Records from a dataset:
========

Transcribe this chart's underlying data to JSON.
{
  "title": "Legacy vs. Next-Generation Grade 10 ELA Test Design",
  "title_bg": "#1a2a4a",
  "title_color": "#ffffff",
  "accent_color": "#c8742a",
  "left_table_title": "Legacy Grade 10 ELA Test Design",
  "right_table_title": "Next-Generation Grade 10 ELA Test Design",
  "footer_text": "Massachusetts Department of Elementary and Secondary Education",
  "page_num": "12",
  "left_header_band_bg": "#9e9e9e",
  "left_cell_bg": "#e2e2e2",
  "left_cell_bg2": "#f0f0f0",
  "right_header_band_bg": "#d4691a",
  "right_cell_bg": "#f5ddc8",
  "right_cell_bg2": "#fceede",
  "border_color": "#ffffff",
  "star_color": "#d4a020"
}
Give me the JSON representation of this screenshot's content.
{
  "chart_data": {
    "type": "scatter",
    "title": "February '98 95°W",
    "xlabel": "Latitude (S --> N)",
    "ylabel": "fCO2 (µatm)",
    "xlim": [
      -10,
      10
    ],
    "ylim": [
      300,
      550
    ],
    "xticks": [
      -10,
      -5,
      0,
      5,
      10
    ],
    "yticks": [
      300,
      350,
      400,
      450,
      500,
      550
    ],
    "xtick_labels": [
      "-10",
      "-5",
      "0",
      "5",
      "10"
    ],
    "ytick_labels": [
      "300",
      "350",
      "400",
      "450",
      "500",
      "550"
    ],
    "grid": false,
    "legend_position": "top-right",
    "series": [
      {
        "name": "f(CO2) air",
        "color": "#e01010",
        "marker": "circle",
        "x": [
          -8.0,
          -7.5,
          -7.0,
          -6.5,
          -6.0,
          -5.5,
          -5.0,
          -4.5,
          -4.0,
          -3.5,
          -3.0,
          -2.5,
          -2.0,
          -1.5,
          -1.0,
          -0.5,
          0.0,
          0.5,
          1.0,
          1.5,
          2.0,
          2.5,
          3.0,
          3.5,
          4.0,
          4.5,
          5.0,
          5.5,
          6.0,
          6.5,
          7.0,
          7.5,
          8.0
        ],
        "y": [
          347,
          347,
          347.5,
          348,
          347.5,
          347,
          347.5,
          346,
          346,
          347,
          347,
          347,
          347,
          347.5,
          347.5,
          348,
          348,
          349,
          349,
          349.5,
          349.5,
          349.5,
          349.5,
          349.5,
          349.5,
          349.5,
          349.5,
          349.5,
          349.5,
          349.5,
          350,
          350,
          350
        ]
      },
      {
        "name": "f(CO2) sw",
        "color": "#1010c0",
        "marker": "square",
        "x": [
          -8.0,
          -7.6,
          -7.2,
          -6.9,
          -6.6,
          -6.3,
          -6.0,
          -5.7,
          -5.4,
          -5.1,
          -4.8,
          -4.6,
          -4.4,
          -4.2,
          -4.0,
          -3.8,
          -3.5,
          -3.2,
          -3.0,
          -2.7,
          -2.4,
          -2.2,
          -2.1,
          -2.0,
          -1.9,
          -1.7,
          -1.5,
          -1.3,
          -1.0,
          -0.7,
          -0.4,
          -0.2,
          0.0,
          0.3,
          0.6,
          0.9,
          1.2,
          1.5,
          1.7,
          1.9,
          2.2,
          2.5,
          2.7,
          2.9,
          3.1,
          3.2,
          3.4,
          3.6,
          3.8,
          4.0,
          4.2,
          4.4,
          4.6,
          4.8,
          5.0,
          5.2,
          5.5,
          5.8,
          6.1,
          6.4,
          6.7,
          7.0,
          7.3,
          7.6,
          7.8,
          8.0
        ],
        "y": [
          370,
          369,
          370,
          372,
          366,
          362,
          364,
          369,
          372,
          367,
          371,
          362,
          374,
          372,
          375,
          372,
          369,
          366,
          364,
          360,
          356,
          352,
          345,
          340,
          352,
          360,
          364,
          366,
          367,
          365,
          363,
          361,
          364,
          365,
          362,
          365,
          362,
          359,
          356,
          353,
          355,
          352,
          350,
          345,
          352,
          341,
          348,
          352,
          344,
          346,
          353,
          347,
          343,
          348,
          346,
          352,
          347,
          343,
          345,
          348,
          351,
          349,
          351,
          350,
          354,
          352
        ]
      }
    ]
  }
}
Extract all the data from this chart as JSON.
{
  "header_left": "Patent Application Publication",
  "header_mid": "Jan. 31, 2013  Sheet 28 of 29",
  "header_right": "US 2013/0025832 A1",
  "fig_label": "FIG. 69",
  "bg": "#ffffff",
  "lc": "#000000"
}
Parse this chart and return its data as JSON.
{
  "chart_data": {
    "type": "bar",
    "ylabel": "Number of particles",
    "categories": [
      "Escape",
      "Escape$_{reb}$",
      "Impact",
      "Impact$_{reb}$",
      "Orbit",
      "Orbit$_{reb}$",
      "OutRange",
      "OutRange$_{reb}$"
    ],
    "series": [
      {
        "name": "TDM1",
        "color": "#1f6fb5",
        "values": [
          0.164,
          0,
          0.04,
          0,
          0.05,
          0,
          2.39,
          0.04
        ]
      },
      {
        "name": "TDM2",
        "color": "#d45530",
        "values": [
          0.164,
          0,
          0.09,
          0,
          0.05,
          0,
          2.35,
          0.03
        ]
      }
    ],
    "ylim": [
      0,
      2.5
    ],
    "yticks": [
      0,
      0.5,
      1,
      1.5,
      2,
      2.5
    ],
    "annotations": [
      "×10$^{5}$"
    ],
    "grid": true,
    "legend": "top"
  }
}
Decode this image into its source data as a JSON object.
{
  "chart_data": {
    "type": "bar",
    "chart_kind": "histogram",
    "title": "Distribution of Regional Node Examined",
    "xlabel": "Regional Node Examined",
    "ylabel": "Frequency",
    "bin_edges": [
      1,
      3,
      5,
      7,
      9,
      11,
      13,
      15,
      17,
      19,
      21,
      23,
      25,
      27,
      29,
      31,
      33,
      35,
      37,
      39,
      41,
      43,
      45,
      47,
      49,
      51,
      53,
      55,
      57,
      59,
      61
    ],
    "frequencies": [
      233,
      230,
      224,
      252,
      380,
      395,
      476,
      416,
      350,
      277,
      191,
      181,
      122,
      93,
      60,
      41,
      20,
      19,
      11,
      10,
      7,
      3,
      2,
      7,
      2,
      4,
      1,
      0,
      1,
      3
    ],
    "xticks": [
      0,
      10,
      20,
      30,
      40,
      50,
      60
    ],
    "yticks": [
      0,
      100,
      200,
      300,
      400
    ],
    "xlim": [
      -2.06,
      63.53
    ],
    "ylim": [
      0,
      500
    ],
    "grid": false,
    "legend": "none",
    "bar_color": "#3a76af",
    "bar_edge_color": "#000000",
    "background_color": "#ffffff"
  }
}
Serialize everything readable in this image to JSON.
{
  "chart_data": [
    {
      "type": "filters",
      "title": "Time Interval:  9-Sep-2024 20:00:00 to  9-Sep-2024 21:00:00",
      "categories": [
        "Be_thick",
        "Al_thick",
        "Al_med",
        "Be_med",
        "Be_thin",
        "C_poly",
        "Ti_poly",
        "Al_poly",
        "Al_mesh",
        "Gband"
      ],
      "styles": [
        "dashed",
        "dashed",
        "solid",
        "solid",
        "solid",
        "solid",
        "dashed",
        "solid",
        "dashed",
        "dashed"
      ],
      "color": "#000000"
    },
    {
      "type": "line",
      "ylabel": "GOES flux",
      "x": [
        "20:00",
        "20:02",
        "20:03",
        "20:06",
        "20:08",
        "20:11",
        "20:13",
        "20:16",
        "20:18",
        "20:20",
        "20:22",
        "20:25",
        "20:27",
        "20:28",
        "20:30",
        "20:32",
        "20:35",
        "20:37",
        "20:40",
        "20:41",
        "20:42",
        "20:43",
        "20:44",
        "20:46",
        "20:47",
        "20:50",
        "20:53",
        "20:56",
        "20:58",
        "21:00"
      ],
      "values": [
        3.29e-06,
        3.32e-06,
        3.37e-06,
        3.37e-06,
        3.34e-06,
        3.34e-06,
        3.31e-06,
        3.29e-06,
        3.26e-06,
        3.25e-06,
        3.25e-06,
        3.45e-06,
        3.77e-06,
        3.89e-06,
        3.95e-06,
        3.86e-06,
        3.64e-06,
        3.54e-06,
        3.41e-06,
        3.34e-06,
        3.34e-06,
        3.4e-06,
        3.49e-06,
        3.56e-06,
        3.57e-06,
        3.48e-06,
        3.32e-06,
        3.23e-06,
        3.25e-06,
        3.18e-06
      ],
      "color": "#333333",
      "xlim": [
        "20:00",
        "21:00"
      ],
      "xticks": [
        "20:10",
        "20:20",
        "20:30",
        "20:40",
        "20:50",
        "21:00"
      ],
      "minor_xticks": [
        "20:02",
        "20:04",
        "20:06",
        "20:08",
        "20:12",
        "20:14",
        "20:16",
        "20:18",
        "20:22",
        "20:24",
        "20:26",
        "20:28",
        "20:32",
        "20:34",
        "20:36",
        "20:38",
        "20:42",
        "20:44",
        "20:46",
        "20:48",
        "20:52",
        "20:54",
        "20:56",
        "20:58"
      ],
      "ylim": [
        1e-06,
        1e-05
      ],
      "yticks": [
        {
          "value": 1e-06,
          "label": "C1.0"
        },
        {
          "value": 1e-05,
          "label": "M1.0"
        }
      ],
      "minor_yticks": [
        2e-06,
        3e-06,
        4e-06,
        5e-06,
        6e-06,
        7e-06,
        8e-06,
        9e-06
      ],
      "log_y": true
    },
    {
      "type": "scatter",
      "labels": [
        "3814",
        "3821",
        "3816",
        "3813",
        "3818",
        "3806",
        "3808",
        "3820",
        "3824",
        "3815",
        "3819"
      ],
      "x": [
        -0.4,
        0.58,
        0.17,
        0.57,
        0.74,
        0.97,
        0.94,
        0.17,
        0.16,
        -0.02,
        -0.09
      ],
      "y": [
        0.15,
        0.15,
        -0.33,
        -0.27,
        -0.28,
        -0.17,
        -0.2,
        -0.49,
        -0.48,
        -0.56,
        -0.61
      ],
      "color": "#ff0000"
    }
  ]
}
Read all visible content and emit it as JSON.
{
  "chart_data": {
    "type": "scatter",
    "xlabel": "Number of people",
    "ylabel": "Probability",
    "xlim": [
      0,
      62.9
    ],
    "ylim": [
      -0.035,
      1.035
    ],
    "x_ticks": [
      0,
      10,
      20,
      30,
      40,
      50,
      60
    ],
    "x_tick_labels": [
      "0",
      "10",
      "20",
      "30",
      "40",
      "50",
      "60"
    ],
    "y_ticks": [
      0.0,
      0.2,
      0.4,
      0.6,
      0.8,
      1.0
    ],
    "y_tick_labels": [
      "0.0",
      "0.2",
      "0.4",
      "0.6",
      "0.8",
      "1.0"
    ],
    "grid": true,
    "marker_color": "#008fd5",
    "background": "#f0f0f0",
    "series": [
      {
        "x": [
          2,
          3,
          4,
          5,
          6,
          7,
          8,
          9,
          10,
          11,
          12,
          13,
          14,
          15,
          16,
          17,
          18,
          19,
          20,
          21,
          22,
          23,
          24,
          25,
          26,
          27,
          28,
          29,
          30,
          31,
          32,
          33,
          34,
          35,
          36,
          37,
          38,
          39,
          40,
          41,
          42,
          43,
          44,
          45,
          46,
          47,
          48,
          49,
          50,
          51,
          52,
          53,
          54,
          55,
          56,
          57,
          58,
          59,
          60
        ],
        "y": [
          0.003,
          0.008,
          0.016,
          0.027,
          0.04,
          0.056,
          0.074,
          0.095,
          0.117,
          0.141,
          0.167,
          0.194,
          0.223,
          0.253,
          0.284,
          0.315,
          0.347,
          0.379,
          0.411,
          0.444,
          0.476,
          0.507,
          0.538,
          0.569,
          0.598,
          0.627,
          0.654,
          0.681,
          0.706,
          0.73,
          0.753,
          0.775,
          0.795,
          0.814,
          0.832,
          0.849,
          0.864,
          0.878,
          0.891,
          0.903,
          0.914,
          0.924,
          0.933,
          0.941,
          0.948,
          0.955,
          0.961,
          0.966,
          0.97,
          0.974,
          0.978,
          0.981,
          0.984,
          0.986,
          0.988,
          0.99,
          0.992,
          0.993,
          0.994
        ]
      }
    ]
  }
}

========

Task to complete: Search the preceding listing for the word "Legacy" and pull out every line that holds it.

Written solution:
  "title": "Legacy vs. Next-Generation Grade 10 ELA Test Design",
  "left_table_title": "Legacy Grade 10 ELA Test Design",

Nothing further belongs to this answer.